- REQUEST -
Using the data below, repeat all of it precisely.

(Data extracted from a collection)
────────────────
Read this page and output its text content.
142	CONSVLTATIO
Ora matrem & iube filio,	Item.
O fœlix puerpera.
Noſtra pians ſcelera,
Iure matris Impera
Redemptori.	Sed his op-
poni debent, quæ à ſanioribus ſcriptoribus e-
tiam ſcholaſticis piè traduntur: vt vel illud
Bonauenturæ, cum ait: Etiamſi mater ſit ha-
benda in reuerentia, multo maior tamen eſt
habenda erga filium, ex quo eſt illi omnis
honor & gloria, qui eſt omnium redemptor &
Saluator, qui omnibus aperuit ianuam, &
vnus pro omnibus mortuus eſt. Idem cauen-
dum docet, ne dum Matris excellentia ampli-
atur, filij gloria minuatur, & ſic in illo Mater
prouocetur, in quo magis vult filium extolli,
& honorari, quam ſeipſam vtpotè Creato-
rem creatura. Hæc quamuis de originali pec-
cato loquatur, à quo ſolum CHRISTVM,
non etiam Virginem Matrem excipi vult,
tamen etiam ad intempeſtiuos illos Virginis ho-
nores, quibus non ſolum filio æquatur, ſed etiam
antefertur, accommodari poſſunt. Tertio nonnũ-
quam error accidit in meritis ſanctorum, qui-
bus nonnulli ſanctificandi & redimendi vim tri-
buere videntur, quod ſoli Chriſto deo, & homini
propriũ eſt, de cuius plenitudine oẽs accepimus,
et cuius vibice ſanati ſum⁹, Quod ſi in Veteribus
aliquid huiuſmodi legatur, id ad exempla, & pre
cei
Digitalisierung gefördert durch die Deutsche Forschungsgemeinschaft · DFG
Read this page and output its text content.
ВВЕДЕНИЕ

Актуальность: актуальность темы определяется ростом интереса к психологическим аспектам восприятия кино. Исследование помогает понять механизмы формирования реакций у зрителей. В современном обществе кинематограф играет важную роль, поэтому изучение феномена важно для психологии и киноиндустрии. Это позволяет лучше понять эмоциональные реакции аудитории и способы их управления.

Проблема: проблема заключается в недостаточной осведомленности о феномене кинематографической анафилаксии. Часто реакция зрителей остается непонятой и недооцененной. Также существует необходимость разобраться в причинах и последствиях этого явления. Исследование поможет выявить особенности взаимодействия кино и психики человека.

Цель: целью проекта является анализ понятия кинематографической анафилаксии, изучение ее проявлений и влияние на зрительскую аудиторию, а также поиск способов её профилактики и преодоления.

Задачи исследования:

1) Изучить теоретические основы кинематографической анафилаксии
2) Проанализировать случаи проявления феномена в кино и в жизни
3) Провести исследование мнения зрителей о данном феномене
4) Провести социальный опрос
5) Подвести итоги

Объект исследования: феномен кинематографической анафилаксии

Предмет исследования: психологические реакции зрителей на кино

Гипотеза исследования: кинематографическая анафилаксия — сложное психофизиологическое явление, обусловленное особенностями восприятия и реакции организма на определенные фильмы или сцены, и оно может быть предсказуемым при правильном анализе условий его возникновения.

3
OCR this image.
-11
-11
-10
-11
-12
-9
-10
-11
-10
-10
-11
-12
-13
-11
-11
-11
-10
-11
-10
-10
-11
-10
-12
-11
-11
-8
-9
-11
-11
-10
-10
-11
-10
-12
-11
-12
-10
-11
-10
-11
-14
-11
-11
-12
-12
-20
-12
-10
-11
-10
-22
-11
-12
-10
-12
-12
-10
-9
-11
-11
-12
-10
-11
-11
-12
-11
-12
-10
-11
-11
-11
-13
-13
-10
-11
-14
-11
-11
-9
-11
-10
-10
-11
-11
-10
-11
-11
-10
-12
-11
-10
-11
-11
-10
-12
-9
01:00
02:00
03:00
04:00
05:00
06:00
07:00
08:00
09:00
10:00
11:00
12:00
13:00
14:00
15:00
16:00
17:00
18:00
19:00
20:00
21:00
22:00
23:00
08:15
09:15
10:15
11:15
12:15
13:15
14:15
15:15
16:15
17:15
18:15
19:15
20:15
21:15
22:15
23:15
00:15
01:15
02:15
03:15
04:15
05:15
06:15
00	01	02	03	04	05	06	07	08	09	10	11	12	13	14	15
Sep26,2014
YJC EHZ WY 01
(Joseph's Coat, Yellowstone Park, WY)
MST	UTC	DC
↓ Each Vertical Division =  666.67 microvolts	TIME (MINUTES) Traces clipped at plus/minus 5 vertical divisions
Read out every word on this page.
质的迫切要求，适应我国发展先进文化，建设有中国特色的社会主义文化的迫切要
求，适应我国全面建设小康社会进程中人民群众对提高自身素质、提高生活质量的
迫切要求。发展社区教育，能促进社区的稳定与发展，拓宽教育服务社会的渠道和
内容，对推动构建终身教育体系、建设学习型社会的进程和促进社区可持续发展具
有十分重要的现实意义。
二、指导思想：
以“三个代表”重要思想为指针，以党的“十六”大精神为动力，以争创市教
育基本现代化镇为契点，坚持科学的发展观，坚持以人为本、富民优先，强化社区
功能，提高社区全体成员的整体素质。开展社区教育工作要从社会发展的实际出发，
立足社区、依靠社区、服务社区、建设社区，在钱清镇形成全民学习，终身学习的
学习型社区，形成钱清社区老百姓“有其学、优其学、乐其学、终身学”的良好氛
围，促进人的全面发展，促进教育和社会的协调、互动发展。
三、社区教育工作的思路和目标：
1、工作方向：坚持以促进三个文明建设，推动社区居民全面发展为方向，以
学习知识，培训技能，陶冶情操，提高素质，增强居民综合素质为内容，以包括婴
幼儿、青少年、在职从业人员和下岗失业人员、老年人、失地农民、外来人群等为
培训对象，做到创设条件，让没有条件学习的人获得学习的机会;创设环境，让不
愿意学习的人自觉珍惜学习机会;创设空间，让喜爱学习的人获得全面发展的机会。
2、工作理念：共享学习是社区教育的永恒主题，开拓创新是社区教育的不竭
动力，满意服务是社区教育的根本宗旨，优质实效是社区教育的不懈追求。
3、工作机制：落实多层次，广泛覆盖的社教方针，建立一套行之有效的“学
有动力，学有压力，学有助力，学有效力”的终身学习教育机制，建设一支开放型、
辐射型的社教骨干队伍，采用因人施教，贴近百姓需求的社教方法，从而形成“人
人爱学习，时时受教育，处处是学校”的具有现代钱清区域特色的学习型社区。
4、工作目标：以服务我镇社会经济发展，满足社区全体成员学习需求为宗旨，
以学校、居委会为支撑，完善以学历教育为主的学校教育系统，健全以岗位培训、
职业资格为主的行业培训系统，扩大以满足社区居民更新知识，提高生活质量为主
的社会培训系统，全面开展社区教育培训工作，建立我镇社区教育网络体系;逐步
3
────────────────
- ANSWER -
Read this page and output its text content.
142	CONSVLTATIO
Ora matrem & iube filio,	Item.
O fœlix puerpera.
Noſtra pians ſcelera,
Iure matris Impera
Redemptori.	Sed his op-
poni debent, quæ à ſanioribus ſcriptoribus e-
tiam ſcholaſticis piè traduntur: vt vel illud
Bonauenturæ, cum ait: Etiamſi mater ſit ha-
benda in reuerentia, multo maior tamen eſt
habenda erga filium, ex quo eſt illi omnis
honor & gloria, qui eſt omnium redemptor &
Saluator, qui omnibus aperuit ianuam, &
vnus pro omnibus mortuus eſt. Idem cauen-
dum docet, ne dum Matris excellentia ampli-
atur, filij gloria minuatur, & ſic in illo Mater
prouocetur, in quo magis vult filium extolli,
& honorari, quam ſeipſam vtpotè Creato-
rem creatura. Hæc quamuis de originali pec-
cato loquatur, à quo ſolum CHRISTVM,
non etiam Virginem Matrem excipi vult,
tamen etiam ad intempeſtiuos illos Virginis ho-
nores, quibus non ſolum filio æquatur, ſed etiam
antefertur, accommodari poſſunt. Tertio nonnũ-
quam error accidit in meritis ſanctorum, qui-
bus nonnulli ſanctificandi & redimendi vim tri-
buere videntur, quod ſoli Chriſto deo, & homini
propriũ eſt, de cuius plenitudine oẽs accepimus,
et cuius vibice ſanati ſum⁹, Quod ſi in Veteribus
aliquid huiuſmodi legatur, id ad exempla, & pre
cei
Digitalisierung gefördert durch die Deutsche Forschungsgemeinschaft · DFG
Read this page and output its text content.
ВВЕДЕНИЕ

Актуальность: актуальность темы определяется ростом интереса к психологическим аспектам восприятия кино. Исследование помогает понять механизмы формирования реакций у зрителей. В современном обществе кинематограф играет важную роль, поэтому изучение феномена важно для психологии и киноиндустрии. Это позволяет лучше понять эмоциональные реакции аудитории и способы их управления.

Проблема: проблема заключается в недостаточной осведомленности о феномене кинематографической анафилаксии. Часто реакция зрителей остается непонятой и недооцененной. Также существует необходимость разобраться в причинах и последствиях этого явления. Исследование поможет выявить особенности взаимодействия кино и психики человека.

Цель: целью проекта является анализ понятия кинематографической анафилаксии, изучение ее проявлений и влияние на зрительскую аудиторию, а также поиск способов её профилактики и преодоления.

Задачи исследования:

1) Изучить теоретические основы кинематографической анафилаксии
2) Проанализировать случаи проявления феномена в кино и в жизни
3) Провести исследование мнения зрителей о данном феномене
4) Провести социальный опрос
5) Подвести итоги

Объект исследования: феномен кинематографической анафилаксии

Предмет исследования: психологические реакции зрителей на кино

Гипотеза исследования: кинематографическая анафилаксия — сложное психофизиологическое явление, обусловленное особенностями восприятия и реакции организма на определенные фильмы или сцены, и оно может быть предсказуемым при правильном анализе условий его возникновения.

3
OCR this image.
-11
-11
-10
-11
-12
-9
-10
-11
-10
-10
-11
-12
-13
-11
-11
-11
-10
-11
-10
-10
-11
-10
-12
-11
-11
-8
-9
-11
-11
-10
-10
-11
-10
-12
-11
-12
-10
-11
-10
-11
-14
-11
-11
-12
-12
-20
-12
-10
-11
-10
-22
-11
-12
-10
-12
-12
-10
-9
-11
-11
-12
-10
-11
-11
-12
-11
-12
-10
-11
-11
-11
-13
-13
-10
-11
-14
-11
-11
-9
-11
-10
-10
-11
-11
-10
-11
-11
-10
-12
-11
-10
-11
-11
-10
-12
-9
01:00
02:00
03:00
04:00
05:00
06:00
07:00
08:00
09:00
10:00
11:00
12:00
13:00
14:00
15:00
16:00
17:00
18:00
19:00
20:00
21:00
22:00
23:00
08:15
09:15
10:15
11:15
12:15
13:15
14:15
15:15
16:15
17:15
18:15
19:15
20:15
21:15
22:15
23:15
00:15
01:15
02:15
03:15
04:15
05:15
06:15
00	01	02	03	04	05	06	07	08	09	10	11	12	13	14	15
Sep26,2014
YJC EHZ WY 01
(Joseph's Coat, Yellowstone Park, WY)
MST	UTC	DC
↓ Each Vertical Division =  666.67 microvolts	TIME (MINUTES) Traces clipped at plus/minus 5 vertical divisions
Read out every word on this page.
质的迫切要求，适应我国发展先进文化，建设有中国特色的社会主义文化的迫切要
求，适应我国全面建设小康社会进程中人民群众对提高自身素质、提高生活质量的
迫切要求。发展社区教育，能促进社区的稳定与发展，拓宽教育服务社会的渠道和
内容，对推动构建终身教育体系、建设学习型社会的进程和促进社区可持续发展具
有十分重要的现实意义。
二、指导思想：
以“三个代表”重要思想为指针，以党的“十六”大精神为动力，以争创市教
育基本现代化镇为契点，坚持科学的发展观，坚持以人为本、富民优先，强化社区
功能，提高社区全体成员的整体素质。开展社区教育工作要从社会发展的实际出发，
立足社区、依靠社区、服务社区、建设社区，在钱清镇形成全民学习，终身学习的
学习型社区，形成钱清社区老百姓“有其学、优其学、乐其学、终身学”的良好氛
围，促进人的全面发展，促进教育和社会的协调、互动发展。
三、社区教育工作的思路和目标：
1、工作方向：坚持以促进三个文明建设，推动社区居民全面发展为方向，以
学习知识，培训技能，陶冶情操，提高素质，增强居民综合素质为内容，以包括婴
幼儿、青少年、在职从业人员和下岗失业人员、老年人、失地农民、外来人群等为
培训对象，做到创设条件，让没有条件学习的人获得学习的机会;创设环境，让不
愿意学习的人自觉珍惜学习机会;创设空间，让喜爱学习的人获得全面发展的机会。
2、工作理念：共享学习是社区教育的永恒主题，开拓创新是社区教育的不竭
动力，满意服务是社区教育的根本宗旨，优质实效是社区教育的不懈追求。
3、工作机制：落实多层次，广泛覆盖的社教方针，建立一套行之有效的“学
有动力，学有压力，学有助力，学有效力”的终身学习教育机制，建设一支开放型、
辐射型的社教骨干队伍，采用因人施教，贴近百姓需求的社教方法，从而形成“人
人爱学习，时时受教育，处处是学校”的具有现代钱清区域特色的学习型社区。
4、工作目标：以服务我镇社会经济发展，满足社区全体成员学习需求为宗旨，
以学校、居委会为支撑，完善以学历教育为主的学校教育系统，健全以岗位培训、
职业资格为主的行业培训系统，扩大以满足社区居民更新知识，提高生活质量为主
的社会培训系统，全面开展社区教育培训工作，建立我镇社区教育网络体系;逐步
3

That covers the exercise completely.